**Exercise directions:** Where does the string "length" appear in the records? Copy every line that contains it.

--- Recorded data ---

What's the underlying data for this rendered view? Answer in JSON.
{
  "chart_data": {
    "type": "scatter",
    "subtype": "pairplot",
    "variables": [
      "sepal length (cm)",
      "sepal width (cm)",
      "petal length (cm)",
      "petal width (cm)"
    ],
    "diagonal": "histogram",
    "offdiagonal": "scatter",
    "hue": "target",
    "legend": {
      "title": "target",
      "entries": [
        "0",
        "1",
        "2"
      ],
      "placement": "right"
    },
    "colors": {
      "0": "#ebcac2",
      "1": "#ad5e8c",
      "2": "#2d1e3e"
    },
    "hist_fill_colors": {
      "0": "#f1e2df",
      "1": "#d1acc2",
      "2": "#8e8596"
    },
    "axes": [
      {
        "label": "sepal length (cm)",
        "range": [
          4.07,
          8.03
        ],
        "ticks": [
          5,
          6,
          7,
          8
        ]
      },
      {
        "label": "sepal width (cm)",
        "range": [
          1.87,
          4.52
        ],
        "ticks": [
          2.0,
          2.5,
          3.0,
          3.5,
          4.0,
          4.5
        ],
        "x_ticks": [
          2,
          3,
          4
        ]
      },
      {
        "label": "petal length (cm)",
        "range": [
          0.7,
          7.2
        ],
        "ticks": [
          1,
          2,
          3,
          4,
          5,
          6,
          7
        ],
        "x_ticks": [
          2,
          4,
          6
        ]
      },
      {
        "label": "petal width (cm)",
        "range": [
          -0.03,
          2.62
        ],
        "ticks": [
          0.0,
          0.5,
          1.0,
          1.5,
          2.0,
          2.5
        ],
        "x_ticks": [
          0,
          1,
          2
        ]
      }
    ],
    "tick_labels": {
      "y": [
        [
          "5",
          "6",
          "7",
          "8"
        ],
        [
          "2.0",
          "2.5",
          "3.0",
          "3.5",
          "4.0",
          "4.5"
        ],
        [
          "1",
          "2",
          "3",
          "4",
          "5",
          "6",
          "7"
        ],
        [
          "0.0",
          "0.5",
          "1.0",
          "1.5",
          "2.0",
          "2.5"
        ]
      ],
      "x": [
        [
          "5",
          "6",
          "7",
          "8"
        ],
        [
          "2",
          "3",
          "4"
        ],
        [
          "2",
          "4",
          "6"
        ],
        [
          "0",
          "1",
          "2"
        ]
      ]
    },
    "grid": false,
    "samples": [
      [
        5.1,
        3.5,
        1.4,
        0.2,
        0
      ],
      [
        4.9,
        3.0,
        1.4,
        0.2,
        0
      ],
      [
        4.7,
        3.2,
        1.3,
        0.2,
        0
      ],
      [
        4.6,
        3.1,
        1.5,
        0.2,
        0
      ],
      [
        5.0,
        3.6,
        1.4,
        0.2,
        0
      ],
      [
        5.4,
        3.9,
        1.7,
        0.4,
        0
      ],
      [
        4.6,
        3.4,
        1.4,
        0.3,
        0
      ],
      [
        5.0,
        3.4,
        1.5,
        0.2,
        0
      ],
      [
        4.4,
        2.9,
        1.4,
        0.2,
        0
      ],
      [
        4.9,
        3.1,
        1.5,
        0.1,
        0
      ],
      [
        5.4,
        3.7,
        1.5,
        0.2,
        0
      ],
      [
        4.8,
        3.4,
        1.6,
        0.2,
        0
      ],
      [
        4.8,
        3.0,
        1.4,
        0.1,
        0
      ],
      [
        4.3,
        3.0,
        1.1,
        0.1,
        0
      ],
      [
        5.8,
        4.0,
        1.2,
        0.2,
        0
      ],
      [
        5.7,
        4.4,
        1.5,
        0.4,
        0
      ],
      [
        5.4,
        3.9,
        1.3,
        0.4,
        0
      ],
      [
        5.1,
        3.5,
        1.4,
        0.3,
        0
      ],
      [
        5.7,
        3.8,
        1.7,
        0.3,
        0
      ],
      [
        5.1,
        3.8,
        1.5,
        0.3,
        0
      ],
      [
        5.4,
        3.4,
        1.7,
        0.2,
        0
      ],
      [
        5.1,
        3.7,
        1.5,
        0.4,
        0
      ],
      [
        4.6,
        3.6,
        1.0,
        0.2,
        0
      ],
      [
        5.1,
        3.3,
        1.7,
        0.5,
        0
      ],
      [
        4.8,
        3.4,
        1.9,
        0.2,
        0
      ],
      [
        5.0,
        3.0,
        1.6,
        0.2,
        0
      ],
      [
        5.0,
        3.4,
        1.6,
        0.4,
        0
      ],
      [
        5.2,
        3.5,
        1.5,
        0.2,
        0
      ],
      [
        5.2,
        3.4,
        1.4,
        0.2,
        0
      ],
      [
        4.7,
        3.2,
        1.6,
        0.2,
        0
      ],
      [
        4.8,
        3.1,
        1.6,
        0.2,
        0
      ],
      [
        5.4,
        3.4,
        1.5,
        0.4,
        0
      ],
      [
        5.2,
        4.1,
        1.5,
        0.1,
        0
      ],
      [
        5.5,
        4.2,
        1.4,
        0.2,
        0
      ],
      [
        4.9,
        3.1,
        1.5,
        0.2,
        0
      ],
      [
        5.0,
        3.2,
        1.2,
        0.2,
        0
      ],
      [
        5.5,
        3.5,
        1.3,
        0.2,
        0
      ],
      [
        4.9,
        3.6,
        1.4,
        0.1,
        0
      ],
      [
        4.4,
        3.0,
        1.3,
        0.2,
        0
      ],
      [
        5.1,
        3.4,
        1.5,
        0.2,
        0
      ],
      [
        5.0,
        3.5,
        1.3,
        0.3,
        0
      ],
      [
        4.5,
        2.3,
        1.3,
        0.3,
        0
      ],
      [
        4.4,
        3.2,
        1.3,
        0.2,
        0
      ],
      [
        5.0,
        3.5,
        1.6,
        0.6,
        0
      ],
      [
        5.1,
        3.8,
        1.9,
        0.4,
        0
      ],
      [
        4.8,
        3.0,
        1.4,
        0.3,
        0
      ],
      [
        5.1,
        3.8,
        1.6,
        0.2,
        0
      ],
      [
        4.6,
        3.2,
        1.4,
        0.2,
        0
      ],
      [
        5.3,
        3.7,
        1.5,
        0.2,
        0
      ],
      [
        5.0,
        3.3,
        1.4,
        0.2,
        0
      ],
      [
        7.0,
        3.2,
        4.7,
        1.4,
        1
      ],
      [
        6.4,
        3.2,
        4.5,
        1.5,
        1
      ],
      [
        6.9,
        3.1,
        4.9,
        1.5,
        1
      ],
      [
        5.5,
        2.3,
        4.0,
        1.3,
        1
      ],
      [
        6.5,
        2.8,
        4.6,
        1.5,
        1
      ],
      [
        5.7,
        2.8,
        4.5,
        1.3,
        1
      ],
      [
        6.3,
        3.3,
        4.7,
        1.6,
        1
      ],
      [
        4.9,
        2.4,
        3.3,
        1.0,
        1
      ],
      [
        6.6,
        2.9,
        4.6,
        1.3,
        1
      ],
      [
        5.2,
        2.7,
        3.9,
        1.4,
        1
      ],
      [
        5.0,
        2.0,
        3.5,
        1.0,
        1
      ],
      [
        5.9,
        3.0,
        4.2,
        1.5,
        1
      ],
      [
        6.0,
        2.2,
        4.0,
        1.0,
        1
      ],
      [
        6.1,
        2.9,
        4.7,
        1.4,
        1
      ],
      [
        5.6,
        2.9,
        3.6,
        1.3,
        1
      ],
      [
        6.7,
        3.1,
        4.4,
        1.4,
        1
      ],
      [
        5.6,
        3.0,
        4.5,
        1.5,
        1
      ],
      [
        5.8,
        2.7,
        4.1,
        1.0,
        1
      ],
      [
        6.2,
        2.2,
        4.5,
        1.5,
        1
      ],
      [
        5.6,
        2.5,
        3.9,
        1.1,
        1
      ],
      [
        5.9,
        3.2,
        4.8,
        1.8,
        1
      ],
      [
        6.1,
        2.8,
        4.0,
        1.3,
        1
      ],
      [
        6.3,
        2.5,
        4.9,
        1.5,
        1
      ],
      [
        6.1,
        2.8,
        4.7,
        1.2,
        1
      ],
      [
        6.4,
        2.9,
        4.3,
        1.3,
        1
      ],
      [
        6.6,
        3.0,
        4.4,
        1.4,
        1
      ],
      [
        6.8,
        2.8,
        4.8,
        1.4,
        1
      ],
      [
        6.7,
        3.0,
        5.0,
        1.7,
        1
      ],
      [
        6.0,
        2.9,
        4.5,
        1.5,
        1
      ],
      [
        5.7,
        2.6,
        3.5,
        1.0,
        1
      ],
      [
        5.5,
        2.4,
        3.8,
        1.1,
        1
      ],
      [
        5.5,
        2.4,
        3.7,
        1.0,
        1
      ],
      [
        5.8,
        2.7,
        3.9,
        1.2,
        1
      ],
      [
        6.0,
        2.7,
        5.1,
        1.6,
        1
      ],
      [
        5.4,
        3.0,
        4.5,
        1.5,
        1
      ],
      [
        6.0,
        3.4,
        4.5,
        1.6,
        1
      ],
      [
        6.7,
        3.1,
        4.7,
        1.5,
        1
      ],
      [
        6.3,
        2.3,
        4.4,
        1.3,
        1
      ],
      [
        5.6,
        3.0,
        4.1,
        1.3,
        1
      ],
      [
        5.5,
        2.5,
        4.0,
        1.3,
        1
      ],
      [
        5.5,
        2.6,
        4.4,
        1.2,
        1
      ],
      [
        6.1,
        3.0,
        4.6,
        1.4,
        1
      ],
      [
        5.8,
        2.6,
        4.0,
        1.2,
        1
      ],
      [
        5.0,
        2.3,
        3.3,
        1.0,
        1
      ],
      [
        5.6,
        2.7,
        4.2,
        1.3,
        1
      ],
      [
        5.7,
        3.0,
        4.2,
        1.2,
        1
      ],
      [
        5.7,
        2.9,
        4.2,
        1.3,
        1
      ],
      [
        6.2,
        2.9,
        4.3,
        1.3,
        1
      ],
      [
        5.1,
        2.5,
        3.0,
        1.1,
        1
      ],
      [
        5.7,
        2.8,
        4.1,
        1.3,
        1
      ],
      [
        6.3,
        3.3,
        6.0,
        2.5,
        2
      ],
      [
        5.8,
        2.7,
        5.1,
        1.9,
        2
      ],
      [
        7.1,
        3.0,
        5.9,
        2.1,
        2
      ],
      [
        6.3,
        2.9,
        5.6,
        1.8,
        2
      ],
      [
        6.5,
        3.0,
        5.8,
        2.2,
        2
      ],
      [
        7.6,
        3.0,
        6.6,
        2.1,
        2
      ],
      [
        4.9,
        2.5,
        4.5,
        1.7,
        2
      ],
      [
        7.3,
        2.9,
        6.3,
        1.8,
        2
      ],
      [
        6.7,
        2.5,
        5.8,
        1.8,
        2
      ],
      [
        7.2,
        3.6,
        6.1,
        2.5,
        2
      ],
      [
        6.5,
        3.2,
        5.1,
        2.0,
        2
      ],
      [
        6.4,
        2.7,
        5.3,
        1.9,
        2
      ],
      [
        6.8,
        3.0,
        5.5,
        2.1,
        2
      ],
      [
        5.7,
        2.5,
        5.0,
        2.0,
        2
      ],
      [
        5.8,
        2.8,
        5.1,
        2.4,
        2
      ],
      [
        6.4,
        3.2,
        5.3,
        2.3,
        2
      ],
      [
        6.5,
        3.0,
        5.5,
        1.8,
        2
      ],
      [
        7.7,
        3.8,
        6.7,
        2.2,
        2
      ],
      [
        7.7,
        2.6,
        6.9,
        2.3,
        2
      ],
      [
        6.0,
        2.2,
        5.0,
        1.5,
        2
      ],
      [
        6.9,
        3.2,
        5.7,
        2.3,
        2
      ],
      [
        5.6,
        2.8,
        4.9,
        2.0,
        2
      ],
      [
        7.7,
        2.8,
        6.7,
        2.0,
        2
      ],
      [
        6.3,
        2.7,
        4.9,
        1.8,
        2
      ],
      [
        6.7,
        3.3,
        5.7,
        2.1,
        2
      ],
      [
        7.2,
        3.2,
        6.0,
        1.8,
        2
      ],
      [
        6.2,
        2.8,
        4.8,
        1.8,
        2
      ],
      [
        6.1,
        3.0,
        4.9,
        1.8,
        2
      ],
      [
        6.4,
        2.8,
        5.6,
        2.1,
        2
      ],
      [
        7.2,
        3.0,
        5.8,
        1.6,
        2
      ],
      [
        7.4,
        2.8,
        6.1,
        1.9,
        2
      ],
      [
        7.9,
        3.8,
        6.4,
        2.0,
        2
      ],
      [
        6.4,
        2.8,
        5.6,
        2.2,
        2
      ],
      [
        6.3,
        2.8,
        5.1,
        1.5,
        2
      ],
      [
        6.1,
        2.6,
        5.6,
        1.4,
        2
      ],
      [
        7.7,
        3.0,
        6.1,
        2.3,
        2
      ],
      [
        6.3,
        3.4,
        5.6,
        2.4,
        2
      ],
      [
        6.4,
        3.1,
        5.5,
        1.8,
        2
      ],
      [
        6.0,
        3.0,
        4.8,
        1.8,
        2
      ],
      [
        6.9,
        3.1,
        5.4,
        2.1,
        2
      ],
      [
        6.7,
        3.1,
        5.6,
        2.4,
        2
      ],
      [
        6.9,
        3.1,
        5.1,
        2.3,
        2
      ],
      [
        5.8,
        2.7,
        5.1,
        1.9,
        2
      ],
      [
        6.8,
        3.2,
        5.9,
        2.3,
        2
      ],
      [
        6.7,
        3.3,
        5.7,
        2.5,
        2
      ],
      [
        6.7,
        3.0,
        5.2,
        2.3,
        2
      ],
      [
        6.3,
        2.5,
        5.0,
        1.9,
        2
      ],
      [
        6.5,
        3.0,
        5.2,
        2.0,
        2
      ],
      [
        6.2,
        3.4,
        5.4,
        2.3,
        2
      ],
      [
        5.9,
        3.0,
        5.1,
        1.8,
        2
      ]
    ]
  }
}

---

**Exercise response:**
      "sepal length (cm)",
      "petal length (cm)",
        "label": "sepal length (cm)",
        "label": "petal length (cm)",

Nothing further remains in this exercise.